Requirements >>
Return the records exactly as they are.

Dataset rows:
## Begin

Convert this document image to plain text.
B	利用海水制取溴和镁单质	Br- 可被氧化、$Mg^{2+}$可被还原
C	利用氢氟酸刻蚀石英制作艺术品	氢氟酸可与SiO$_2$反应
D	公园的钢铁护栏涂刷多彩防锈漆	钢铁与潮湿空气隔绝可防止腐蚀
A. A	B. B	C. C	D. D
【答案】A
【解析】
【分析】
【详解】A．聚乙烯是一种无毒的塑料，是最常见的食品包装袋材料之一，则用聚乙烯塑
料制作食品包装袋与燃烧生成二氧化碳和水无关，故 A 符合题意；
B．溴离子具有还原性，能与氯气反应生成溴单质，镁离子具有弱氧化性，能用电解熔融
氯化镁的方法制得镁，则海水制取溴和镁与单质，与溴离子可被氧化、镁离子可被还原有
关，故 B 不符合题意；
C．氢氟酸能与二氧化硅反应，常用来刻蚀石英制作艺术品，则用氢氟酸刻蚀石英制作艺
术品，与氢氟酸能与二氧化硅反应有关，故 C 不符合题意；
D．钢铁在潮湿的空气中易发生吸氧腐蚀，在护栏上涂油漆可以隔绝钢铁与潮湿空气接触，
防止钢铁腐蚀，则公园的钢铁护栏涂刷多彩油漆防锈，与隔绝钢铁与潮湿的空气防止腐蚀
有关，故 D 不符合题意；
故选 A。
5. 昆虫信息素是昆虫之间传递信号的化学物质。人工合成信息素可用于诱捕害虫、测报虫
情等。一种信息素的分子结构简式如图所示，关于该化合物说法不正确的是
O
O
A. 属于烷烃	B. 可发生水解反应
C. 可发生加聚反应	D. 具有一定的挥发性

## End

Result for this exercise >>
Convert this document image to plain text.
B	利用海水制取溴和镁单质	Br- 可被氧化、$Mg^{2+}$可被还原
C	利用氢氟酸刻蚀石英制作艺术品	氢氟酸可与SiO$_2$反应
D	公园的钢铁护栏涂刷多彩防锈漆	钢铁与潮湿空气隔绝可防止腐蚀
A. A	B. B	C. C	D. D
【答案】A
【解析】
【分析】
【详解】A．聚乙烯是一种无毒的塑料，是最常见的食品包装袋材料之一，则用聚乙烯塑
料制作食品包装袋与燃烧生成二氧化碳和水无关，故 A 符合题意；
B．溴离子具有还原性，能与氯气反应生成溴单质，镁离子具有弱氧化性，能用电解熔融
氯化镁的方法制得镁，则海水制取溴和镁与单质，与溴离子可被氧化、镁离子可被还原有
关，故 B 不符合题意；
C．氢氟酸能与二氧化硅反应，常用来刻蚀石英制作艺术品，则用氢氟酸刻蚀石英制作艺
术品，与氢氟酸能与二氧化硅反应有关，故 C 不符合题意；
D．钢铁在潮湿的空气中易发生吸氧腐蚀，在护栏上涂油漆可以隔绝钢铁与潮湿空气接触，
防止钢铁腐蚀，则公园的钢铁护栏涂刷多彩油漆防锈，与隔绝钢铁与潮湿的空气防止腐蚀
有关，故 D 不符合题意；
故选 A。
5. 昆虫信息素是昆虫之间传递信号的化学物质。人工合成信息素可用于诱捕害虫、测报虫
情等。一种信息素的分子结构简式如图所示，关于该化合物说法不正确的是
O
O
A. 属于烷烃	B. 可发生水解反应
C. 可发生加聚反应	D. 具有一定的挥发性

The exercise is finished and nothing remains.